Reproduce every entry exactly.
# Start of Record extracts
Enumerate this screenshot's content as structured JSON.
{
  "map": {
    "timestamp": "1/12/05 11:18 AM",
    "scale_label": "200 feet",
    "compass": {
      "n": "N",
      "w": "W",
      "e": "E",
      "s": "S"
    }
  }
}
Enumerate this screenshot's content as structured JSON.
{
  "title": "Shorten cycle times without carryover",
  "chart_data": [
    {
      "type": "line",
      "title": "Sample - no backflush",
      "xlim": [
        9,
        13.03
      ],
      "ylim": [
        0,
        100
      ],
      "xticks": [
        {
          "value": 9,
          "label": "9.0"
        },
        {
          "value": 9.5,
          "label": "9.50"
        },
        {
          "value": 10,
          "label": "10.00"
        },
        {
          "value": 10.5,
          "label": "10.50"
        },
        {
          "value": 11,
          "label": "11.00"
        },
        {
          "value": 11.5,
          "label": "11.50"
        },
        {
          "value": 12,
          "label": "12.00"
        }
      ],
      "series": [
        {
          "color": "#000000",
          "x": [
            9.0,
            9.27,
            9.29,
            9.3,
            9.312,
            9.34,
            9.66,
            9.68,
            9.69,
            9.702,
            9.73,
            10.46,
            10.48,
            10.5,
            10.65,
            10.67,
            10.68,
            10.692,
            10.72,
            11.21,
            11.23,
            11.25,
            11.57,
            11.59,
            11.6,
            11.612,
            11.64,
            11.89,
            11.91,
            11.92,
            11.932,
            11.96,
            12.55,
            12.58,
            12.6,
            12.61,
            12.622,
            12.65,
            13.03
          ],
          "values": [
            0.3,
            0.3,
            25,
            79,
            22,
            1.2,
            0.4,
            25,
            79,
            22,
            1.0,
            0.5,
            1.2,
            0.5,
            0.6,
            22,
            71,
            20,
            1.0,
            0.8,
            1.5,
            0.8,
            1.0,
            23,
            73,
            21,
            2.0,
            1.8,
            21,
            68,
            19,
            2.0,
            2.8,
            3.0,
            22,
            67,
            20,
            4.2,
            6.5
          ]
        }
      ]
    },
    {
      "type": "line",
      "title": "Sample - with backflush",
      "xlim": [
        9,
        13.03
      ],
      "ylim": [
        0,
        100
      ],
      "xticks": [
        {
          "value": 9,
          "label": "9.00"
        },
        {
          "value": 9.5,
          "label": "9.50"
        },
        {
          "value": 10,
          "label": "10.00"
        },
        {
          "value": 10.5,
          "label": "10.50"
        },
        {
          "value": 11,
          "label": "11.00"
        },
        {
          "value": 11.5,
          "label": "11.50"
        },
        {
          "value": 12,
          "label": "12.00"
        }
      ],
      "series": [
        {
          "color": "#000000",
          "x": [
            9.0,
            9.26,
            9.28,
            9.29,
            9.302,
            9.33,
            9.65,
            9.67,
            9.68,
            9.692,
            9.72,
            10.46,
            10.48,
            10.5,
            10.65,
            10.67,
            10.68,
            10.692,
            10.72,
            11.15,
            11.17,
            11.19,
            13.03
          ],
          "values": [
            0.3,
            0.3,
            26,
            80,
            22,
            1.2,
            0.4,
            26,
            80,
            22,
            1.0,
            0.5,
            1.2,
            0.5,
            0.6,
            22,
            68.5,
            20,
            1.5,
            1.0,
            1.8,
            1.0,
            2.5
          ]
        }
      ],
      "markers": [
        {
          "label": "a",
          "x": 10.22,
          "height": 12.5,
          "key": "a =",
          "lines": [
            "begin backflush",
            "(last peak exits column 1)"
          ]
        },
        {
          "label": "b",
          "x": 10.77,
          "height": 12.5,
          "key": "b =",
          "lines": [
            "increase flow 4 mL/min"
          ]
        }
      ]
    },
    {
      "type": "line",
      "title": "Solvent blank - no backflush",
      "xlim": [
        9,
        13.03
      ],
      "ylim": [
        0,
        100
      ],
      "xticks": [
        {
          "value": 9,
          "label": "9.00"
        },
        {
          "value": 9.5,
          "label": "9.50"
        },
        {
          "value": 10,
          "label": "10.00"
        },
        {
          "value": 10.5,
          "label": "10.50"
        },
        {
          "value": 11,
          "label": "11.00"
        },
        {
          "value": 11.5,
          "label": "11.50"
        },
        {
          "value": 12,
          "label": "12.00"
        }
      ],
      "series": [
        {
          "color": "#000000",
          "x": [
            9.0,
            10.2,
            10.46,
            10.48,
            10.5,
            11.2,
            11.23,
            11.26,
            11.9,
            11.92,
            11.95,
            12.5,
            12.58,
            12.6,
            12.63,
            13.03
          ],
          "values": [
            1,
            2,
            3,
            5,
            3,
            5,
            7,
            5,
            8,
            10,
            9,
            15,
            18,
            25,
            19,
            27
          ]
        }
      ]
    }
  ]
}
# End of Record extracts
● Finished task
Enumerate this screenshot's content as structured JSON.
{
  "map": {
    "timestamp": "1/12/05 11:18 AM",
    "scale_label": "200 feet",
    "compass": {
      "n": "N",
      "w": "W",
      "e": "E",
      "s": "S"
    }
  }
}
Enumerate this screenshot's content as structured JSON.
{
  "title": "Shorten cycle times without carryover",
  "chart_data": [
    {
      "type": "line",
      "title": "Sample - no backflush",
      "xlim": [
        9,
        13.03
      ],
      "ylim": [
        0,
        100
      ],
      "xticks": [
        {
          "value": 9,
          "label": "9.0"
        },
        {
          "value": 9.5,
          "label": "9.50"
        },
        {
          "value": 10,
          "label": "10.00"
        },
        {
          "value": 10.5,
          "label": "10.50"
        },
        {
          "value": 11,
          "label": "11.00"
        },
        {
          "value": 11.5,
          "label": "11.50"
        },
        {
          "value": 12,
          "label": "12.00"
        }
      ],
      "series": [
        {
          "color": "#000000",
          "x": [
            9.0,
            9.27,
            9.29,
            9.3,
            9.312,
            9.34,
            9.66,
            9.68,
            9.69,
            9.702,
            9.73,
            10.46,
            10.48,
            10.5,
            10.65,
            10.67,
            10.68,
            10.692,
            10.72,
            11.21,
            11.23,
            11.25,
            11.57,
            11.59,
            11.6,
            11.612,
            11.64,
            11.89,
            11.91,
            11.92,
            11.932,
            11.96,
            12.55,
            12.58,
            12.6,
            12.61,
            12.622,
            12.65,
            13.03
          ],
          "values": [
            0.3,
            0.3,
            25,
            79,
            22,
            1.2,
            0.4,
            25,
            79,
            22,
            1.0,
            0.5,
            1.2,
            0.5,
            0.6,
            22,
            71,
            20,
            1.0,
            0.8,
            1.5,
            0.8,
            1.0,
            23,
            73,
            21,
            2.0,
            1.8,
            21,
            68,
            19,
            2.0,
            2.8,
            3.0,
            22,
            67,
            20,
            4.2,
            6.5
          ]
        }
      ]
    },
    {
      "type": "line",
      "title": "Sample - with backflush",
      "xlim": [
        9,
        13.03
      ],
      "ylim": [
        0,
        100
      ],
      "xticks": [
        {
          "value": 9,
          "label": "9.00"
        },
        {
          "value": 9.5,
          "label": "9.50"
        },
        {
          "value": 10,
          "label": "10.00"
        },
        {
          "value": 10.5,
          "label": "10.50"
        },
        {
          "value": 11,
          "label": "11.00"
        },
        {
          "value": 11.5,
          "label": "11.50"
        },
        {
          "value": 12,
          "label": "12.00"
        }
      ],
      "series": [
        {
          "color": "#000000",
          "x": [
            9.0,
            9.26,
            9.28,
            9.29,
            9.302,
            9.33,
            9.65,
            9.67,
            9.68,
            9.692,
            9.72,
            10.46,
            10.48,
            10.5,
            10.65,
            10.67,
            10.68,
            10.692,
            10.72,
            11.15,
            11.17,
            11.19,
            13.03
          ],
          "values": [
            0.3,
            0.3,
            26,
            80,
            22,
            1.2,
            0.4,
            26,
            80,
            22,
            1.0,
            0.5,
            1.2,
            0.5,
            0.6,
            22,
            68.5,
            20,
            1.5,
            1.0,
            1.8,
            1.0,
            2.5
          ]
        }
      ],
      "markers": [
        {
          "label": "a",
          "x": 10.22,
          "height": 12.5,
          "key": "a =",
          "lines": [
            "begin backflush",
            "(last peak exits column 1)"
          ]
        },
        {
          "label": "b",
          "x": 10.77,
          "height": 12.5,
          "key": "b =",
          "lines": [
            "increase flow 4 mL/min"
          ]
        }
      ]
    },
    {
      "type": "line",
      "title": "Solvent blank - no backflush",
      "xlim": [
        9,
        13.03
      ],
      "ylim": [
        0,
        100
      ],
      "xticks": [
        {
          "value": 9,
          "label": "9.00"
        },
        {
          "value": 9.5,
          "label": "9.50"
        },
        {
          "value": 10,
          "label": "10.00"
        },
        {
          "value": 10.5,
          "label": "10.50"
        },
        {
          "value": 11,
          "label": "11.00"
        },
        {
          "value": 11.5,
          "label": "11.50"
        },
        {
          "value": 12,
          "label": "12.00"
        }
      ],
      "series": [
        {
          "color": "#000000",
          "x": [
            9.0,
            10.2,
            10.46,
            10.48,
            10.5,
            11.2,
            11.23,
            11.26,
            11.9,
            11.92,
            11.95,
            12.5,
            12.58,
            12.6,
            12.63,
            13.03
          ],
          "values": [
            1,
            2,
            3,
            5,
            3,
            5,
            7,
            5,
            8,
            10,
            9,
            15,
            18,
            25,
            19,
            27
          ]
        }
      ]
    }
  ]
}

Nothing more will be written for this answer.